[WHAT YOU WILL DO] Type out every line below exactly as it reads.

[EXTRACTED MATERIAL]
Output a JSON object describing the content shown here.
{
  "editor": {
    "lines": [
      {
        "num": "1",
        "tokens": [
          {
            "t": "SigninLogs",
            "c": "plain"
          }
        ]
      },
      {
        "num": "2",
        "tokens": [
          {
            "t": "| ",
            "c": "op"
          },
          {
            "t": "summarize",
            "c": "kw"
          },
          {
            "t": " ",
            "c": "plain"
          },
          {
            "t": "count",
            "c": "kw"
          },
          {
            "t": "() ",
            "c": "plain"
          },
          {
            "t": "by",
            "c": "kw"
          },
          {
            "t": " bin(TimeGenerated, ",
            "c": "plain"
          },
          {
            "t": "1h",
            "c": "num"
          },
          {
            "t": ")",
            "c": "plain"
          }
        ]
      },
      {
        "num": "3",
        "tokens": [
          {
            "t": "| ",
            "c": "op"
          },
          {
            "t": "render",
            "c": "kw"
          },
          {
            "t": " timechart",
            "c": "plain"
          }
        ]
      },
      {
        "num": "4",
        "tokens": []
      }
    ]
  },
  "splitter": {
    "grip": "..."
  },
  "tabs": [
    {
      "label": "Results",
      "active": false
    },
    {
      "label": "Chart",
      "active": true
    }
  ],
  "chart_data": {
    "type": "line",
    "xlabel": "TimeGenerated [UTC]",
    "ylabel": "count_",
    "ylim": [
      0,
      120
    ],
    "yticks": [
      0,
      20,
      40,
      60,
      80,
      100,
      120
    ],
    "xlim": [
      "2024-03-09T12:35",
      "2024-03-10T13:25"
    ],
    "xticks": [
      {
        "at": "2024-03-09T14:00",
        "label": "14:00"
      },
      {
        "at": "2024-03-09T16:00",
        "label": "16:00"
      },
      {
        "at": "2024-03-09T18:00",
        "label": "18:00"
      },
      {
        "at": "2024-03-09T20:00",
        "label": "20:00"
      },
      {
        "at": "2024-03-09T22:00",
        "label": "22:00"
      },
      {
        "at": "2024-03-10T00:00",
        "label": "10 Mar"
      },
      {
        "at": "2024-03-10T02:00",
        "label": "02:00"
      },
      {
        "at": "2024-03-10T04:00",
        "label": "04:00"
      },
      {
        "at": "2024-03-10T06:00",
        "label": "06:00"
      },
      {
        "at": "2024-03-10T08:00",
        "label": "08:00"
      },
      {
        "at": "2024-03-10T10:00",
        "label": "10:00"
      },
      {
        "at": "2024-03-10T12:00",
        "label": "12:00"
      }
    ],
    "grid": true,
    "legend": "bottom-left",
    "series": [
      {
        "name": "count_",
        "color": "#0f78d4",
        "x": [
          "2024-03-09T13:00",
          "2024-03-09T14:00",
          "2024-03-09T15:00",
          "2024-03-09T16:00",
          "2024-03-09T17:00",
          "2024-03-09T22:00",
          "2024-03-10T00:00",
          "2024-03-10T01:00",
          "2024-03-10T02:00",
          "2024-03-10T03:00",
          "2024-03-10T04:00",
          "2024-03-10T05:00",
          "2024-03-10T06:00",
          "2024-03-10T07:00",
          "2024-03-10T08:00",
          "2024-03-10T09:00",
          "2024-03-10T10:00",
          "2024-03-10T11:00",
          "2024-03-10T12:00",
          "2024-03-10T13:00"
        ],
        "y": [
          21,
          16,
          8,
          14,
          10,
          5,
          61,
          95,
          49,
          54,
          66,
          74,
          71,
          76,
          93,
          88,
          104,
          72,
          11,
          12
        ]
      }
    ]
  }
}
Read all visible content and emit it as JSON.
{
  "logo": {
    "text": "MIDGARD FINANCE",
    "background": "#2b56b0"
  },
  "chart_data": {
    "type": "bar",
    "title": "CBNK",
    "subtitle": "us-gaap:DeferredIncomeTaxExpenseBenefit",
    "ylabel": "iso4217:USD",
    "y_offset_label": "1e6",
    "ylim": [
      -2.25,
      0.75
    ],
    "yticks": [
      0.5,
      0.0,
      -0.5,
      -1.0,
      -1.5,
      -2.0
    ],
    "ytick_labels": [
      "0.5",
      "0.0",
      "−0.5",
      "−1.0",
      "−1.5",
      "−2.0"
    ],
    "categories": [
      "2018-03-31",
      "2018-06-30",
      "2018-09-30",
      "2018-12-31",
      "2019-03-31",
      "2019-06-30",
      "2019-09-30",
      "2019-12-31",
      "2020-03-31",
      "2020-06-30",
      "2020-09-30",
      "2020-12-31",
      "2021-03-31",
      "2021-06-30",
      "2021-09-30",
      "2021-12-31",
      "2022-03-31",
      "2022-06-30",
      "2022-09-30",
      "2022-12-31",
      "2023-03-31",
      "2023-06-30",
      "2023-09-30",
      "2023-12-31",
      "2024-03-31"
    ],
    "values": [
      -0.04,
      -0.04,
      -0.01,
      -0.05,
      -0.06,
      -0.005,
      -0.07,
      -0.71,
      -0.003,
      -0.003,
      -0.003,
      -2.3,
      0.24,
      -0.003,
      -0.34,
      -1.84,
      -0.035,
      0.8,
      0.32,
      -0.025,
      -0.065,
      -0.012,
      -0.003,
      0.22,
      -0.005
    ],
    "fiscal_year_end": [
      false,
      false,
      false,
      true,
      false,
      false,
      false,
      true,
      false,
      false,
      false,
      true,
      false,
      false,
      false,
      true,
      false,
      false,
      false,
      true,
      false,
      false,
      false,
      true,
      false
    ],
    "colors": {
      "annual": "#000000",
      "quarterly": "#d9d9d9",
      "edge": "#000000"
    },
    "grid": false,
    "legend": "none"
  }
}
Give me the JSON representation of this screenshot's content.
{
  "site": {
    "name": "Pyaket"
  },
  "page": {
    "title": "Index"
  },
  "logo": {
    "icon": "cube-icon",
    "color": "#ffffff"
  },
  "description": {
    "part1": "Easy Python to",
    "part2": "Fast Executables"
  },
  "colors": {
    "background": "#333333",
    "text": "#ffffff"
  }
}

[PROBLEM SOLUTION]
Output a JSON object describing the content shown here.
{
  "editor": {
    "lines": [
      {
        "num": "1",
        "tokens": [
          {
            "t": "SigninLogs",
            "c": "plain"
          }
        ]
      },
      {
        "num": "2",
        "tokens": [
          {
            "t": "| ",
            "c": "op"
          },
          {
            "t": "summarize",
            "c": "kw"
          },
          {
            "t": " ",
            "c": "plain"
          },
          {
            "t": "count",
            "c": "kw"
          },
          {
            "t": "() ",
            "c": "plain"
          },
          {
            "t": "by",
            "c": "kw"
          },
          {
            "t": " bin(TimeGenerated, ",
            "c": "plain"
          },
          {
            "t": "1h",
            "c": "num"
          },
          {
            "t": ")",
            "c": "plain"
          }
        ]
      },
      {
        "num": "3",
        "tokens": [
          {
            "t": "| ",
            "c": "op"
          },
          {
            "t": "render",
            "c": "kw"
          },
          {
            "t": " timechart",
            "c": "plain"
          }
        ]
      },
      {
        "num": "4",
        "tokens": []
      }
    ]
  },
  "splitter": {
    "grip": "..."
  },
  "tabs": [
    {
      "label": "Results",
      "active": false
    },
    {
      "label": "Chart",
      "active": true
    }
  ],
  "chart_data": {
    "type": "line",
    "xlabel": "TimeGenerated [UTC]",
    "ylabel": "count_",
    "ylim": [
      0,
      120
    ],
    "yticks": [
      0,
      20,
      40,
      60,
      80,
      100,
      120
    ],
    "xlim": [
      "2024-03-09T12:35",
      "2024-03-10T13:25"
    ],
    "xticks": [
      {
        "at": "2024-03-09T14:00",
        "label": "14:00"
      },
      {
        "at": "2024-03-09T16:00",
        "label": "16:00"
      },
      {
        "at": "2024-03-09T18:00",
        "label": "18:00"
      },
      {
        "at": "2024-03-09T20:00",
        "label": "20:00"
      },
      {
        "at": "2024-03-09T22:00",
        "label": "22:00"
      },
      {
        "at": "2024-03-10T00:00",
        "label": "10 Mar"
      },
      {
        "at": "2024-03-10T02:00",
        "label": "02:00"
      },
      {
        "at": "2024-03-10T04:00",
        "label": "04:00"
      },
      {
        "at": "2024-03-10T06:00",
        "label": "06:00"
      },
      {
        "at": "2024-03-10T08:00",
        "label": "08:00"
      },
      {
        "at": "2024-03-10T10:00",
        "label": "10:00"
      },
      {
        "at": "2024-03-10T12:00",
        "label": "12:00"
      }
    ],
    "grid": true,
    "legend": "bottom-left",
    "series": [
      {
        "name": "count_",
        "color": "#0f78d4",
        "x": [
          "2024-03-09T13:00",
          "2024-03-09T14:00",
          "2024-03-09T15:00",
          "2024-03-09T16:00",
          "2024-03-09T17:00",
          "2024-03-09T22:00",
          "2024-03-10T00:00",
          "2024-03-10T01:00",
          "2024-03-10T02:00",
          "2024-03-10T03:00",
          "2024-03-10T04:00",
          "2024-03-10T05:00",
          "2024-03-10T06:00",
          "2024-03-10T07:00",
          "2024-03-10T08:00",
          "2024-03-10T09:00",
          "2024-03-10T10:00",
          "2024-03-10T11:00",
          "2024-03-10T12:00",
          "2024-03-10T13:00"
        ],
        "y": [
          21,
          16,
          8,
          14,
          10,
          5,
          61,
          95,
          49,
          54,
          66,
          74,
          71,
          76,
          93,
          88,
          104,
          72,
          11,
          12
        ]
      }
    ]
  }
}
Read all visible content and emit it as JSON.
{
  "logo": {
    "text": "MIDGARD FINANCE",
    "background": "#2b56b0"
  },
  "chart_data": {
    "type": "bar",
    "title": "CBNK",
    "subtitle": "us-gaap:DeferredIncomeTaxExpenseBenefit",
    "ylabel": "iso4217:USD",
    "y_offset_label": "1e6",
    "ylim": [
      -2.25,
      0.75
    ],
    "yticks": [
      0.5,
      0.0,
      -0.5,
      -1.0,
      -1.5,
      -2.0
    ],
    "ytick_labels": [
      "0.5",
      "0.0",
      "−0.5",
      "−1.0",
      "−1.5",
      "−2.0"
    ],
    "categories": [
      "2018-03-31",
      "2018-06-30",
      "2018-09-30",
      "2018-12-31",
      "2019-03-31",
      "2019-06-30",
      "2019-09-30",
      "2019-12-31",
      "2020-03-31",
      "2020-06-30",
      "2020-09-30",
      "2020-12-31",
      "2021-03-31",
      "2021-06-30",
      "2021-09-30",
      "2021-12-31",
      "2022-03-31",
      "2022-06-30",
      "2022-09-30",
      "2022-12-31",
      "2023-03-31",
      "2023-06-30",
      "2023-09-30",
      "2023-12-31",
      "2024-03-31"
    ],
    "values": [
      -0.04,
      -0.04,
      -0.01,
      -0.05,
      -0.06,
      -0.005,
      -0.07,
      -0.71,
      -0.003,
      -0.003,
      -0.003,
      -2.3,
      0.24,
      -0.003,
      -0.34,
      -1.84,
      -0.035,
      0.8,
      0.32,
      -0.025,
      -0.065,
      -0.012,
      -0.003,
      0.22,
      -0.005
    ],
    "fiscal_year_end": [
      false,
      false,
      false,
      true,
      false,
      false,
      false,
      true,
      false,
      false,
      false,
      true,
      false,
      false,
      false,
      true,
      false,
      false,
      false,
      true,
      false,
      false,
      false,
      true,
      false
    ],
    "colors": {
      "annual": "#000000",
      "quarterly": "#d9d9d9",
      "edge": "#000000"
    },
    "grid": false,
    "legend": "none"
  }
}
Give me the JSON representation of this screenshot's content.
{
  "site": {
    "name": "Pyaket"
  },
  "page": {
    "title": "Index"
  },
  "logo": {
    "icon": "cube-icon",
    "color": "#ffffff"
  },
  "description": {
    "part1": "Easy Python to",
    "part2": "Fast Executables"
  },
  "colors": {
    "background": "#333333",
    "text": "#ffffff"
  }
}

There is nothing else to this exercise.